What the task requires = Copy out the listing that follows exactly, dropping every picture.

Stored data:

** Start **

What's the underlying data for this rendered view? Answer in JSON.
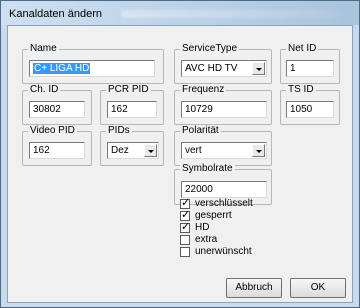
{
  "window": {
    "title": "Kanaldaten ändern"
  },
  "groups": {
    "name": {
      "label": "Name",
      "value_prefix": "C+",
      "value_rest": " LIGA HD"
    },
    "service_type": {
      "label": "ServiceType",
      "value": "AVC HD TV"
    },
    "net_id": {
      "label": "Net ID",
      "value": "1"
    },
    "ch_id": {
      "label": "Ch. ID",
      "value": "30802"
    },
    "pcr_pid": {
      "label": "PCR PID",
      "value": "162"
    },
    "frequenz": {
      "label": "Frequenz",
      "value": "10729"
    },
    "ts_id": {
      "label": "TS ID",
      "value": "1050"
    },
    "video_pid": {
      "label": "Video PID",
      "value": "162"
    },
    "pids": {
      "label": "PIDs",
      "value": "Dez"
    },
    "polaritaet": {
      "label": "Polarität",
      "value": "vert"
    },
    "symbolrate": {
      "label": "Symbolrate",
      "value": "22000"
    }
  },
  "checkboxes": [
    {
      "label": "verschlüsselt",
      "checked": true
    },
    {
      "label": "gesperrt",
      "checked": true
    },
    {
      "label": "HD",
      "checked": true
    },
    {
      "label": "extra",
      "checked": false
    },
    {
      "label": "unerwünscht",
      "checked": false
    }
  ],
  "buttons": {
    "cancel": "Abbruch",
    "ok": "OK"
  }
}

** End **

Answer below =
What's the underlying data for this rendered view? Answer in JSON.
{
  "window": {
    "title": "Kanaldaten ändern"
  },
  "groups": {
    "name": {
      "label": "Name",
      "value_prefix": "C+",
      "value_rest": " LIGA HD"
    },
    "service_type": {
      "label": "ServiceType",
      "value": "AVC HD TV"
    },
    "net_id": {
      "label": "Net ID",
      "value": "1"
    },
    "ch_id": {
      "label": "Ch. ID",
      "value": "30802"
    },
    "pcr_pid": {
      "label": "PCR PID",
      "value": "162"
    },
    "frequenz": {
      "label": "Frequenz",
      "value": "10729"
    },
    "ts_id": {
      "label": "TS ID",
      "value": "1050"
    },
    "video_pid": {
      "label": "Video PID",
      "value": "162"
    },
    "pids": {
      "label": "PIDs",
      "value": "Dez"
    },
    "polaritaet": {
      "label": "Polarität",
      "value": "vert"
    },
    "symbolrate": {
      "label": "Symbolrate",
      "value": "22000"
    }
  },
  "checkboxes": [
    {
      "label": "verschlüsselt",
      "checked": true
    },
    {
      "label": "gesperrt",
      "checked": true
    },
    {
      "label": "HD",
      "checked": true
    },
    {
      "label": "extra",
      "checked": false
    },
    {
      "label": "unerwünscht",
      "checked": false
    }
  ],
  "buttons": {
    "cancel": "Abbruch",
    "ok": "OK"
  }
}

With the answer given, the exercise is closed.